(Task instructions)
**A)** Using the taurine abstract, decide whether each statement agrees with it: (i) the mice got taurine in their drinking water for 4 weeks; (ii) at 30 minutes after the glucose injection, taurine-fed mice had higher plasma glucose than control mice; (iii) insulin receptor immunoreactivity went up in only some of the brain regions examined. Answer yes or no for each and quote the words from the abstract that settle it.
**B)** Summarize the taurine abstract in two sentences.
**C)** In the taurine abstract, how long were the mice fasted before the glucose tolerance test?

**** Provided passage

Taurine supplementation induces hyperinsulinemia and neuronal hyperexcitability.

Abstract

In this study we examined the role of taurine in mediating increased insulin production and secretion by the pancreas and the functional relevance for plasma glucose homeostasis and brain excitability. One-month-old FVB/NJ males were supplemented with taurine in drinking water (0.05 % w/v) for 4 weeks. At that time, mice were sacrificed and pancreases processed for histology and immunohistochemistry. Additional mice were subjected to a glucose tolerance test (7.5 mg/kg BW) after 12 h fasting. We found that taurine supplementation resulted in a significant increase in the number and size of the islets of Langerhans. Taurine-fed mice were slightly hypoglycemic prior to glucose injection and showed a significantly reduced plasma glucose at 30 and 60 min post-glucose injection when compared to control mice. Concomitant with the increased islets size and glucose tolerance observed in taurine-fed mice there was an increase in insulin, glucagon and somatostatin immunoreactivity in the islets. Previously, we reported that taurine supplementation induces biochemical changes in the GABAergic system in the brain. Those studies show that taurine-fed mice are hyperexcitable, have reduced GABAA receptors expression and increased GAD and somatostatin expression in the brain. In this study, we also found that taurine-fed mice had a significant increase in insulin receptor (IR) immunoreactivity in all brain regions examined. Circulating insulin crosses the blood brain barrier through a saturable mechanism. We propose that increased insulin production and secretion in taurine-fed mice caused increased activation of the central IR and may be partially responsible for the increased neuronal excitability observed in taurine supplemented mice.

********
**** Information supplied

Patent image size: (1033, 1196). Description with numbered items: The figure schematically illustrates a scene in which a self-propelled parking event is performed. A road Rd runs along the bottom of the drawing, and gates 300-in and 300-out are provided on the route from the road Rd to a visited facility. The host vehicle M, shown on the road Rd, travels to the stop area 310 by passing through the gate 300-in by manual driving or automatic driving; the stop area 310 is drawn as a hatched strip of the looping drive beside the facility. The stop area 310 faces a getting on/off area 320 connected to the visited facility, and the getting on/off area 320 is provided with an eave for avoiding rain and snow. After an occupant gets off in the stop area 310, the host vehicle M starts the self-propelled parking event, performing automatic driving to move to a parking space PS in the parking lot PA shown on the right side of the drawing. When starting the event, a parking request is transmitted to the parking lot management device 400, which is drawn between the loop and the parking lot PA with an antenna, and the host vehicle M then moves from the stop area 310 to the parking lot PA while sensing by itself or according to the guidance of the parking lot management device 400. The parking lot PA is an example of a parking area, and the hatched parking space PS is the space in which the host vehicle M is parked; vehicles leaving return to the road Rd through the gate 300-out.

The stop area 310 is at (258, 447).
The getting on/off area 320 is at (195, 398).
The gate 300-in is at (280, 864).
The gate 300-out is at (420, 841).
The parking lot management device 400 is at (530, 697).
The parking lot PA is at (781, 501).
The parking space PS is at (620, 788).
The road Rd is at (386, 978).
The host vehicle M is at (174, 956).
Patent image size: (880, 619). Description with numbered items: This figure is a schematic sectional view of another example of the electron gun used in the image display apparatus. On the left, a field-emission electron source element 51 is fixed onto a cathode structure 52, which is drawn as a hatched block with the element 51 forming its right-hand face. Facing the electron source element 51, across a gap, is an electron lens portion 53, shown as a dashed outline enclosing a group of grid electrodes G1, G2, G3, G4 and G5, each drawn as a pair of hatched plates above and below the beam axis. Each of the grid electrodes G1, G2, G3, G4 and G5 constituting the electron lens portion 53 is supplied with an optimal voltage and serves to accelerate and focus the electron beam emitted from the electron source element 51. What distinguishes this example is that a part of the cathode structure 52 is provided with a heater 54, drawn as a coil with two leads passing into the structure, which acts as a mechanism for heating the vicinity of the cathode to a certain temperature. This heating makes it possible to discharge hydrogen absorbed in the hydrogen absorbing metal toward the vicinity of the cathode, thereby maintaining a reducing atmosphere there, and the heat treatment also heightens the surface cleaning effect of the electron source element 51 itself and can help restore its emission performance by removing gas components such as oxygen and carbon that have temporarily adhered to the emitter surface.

********

(Answers to each task)
**A)**
(i) Yes: "supplemented with taurine in drinking water (0.05 % w/v) for 4 weeks"
(ii) No: "showed a significantly reduced plasma glucose at 30 and 60 min post-glucose injection when compared to control mice"
(iii) No: "a significant increase in insulin receptor (IR) immunoreactivity in all brain regions examined"

**B)** One-month-old male mice given taurine in their drinking water for four weeks had more and larger islets of Langerhans, more insulin, glucagon and somatostatin immunoreactivity in the islets, and lower plasma glucose after a glucose injection than control mice. They also showed more insulin receptor immunoreactivity in all brain regions examined, and the authors propose that greater central insulin receptor activation may partly explain the increased neuronal excitability of taurine-supplemented mice.

**C)** 12 hours.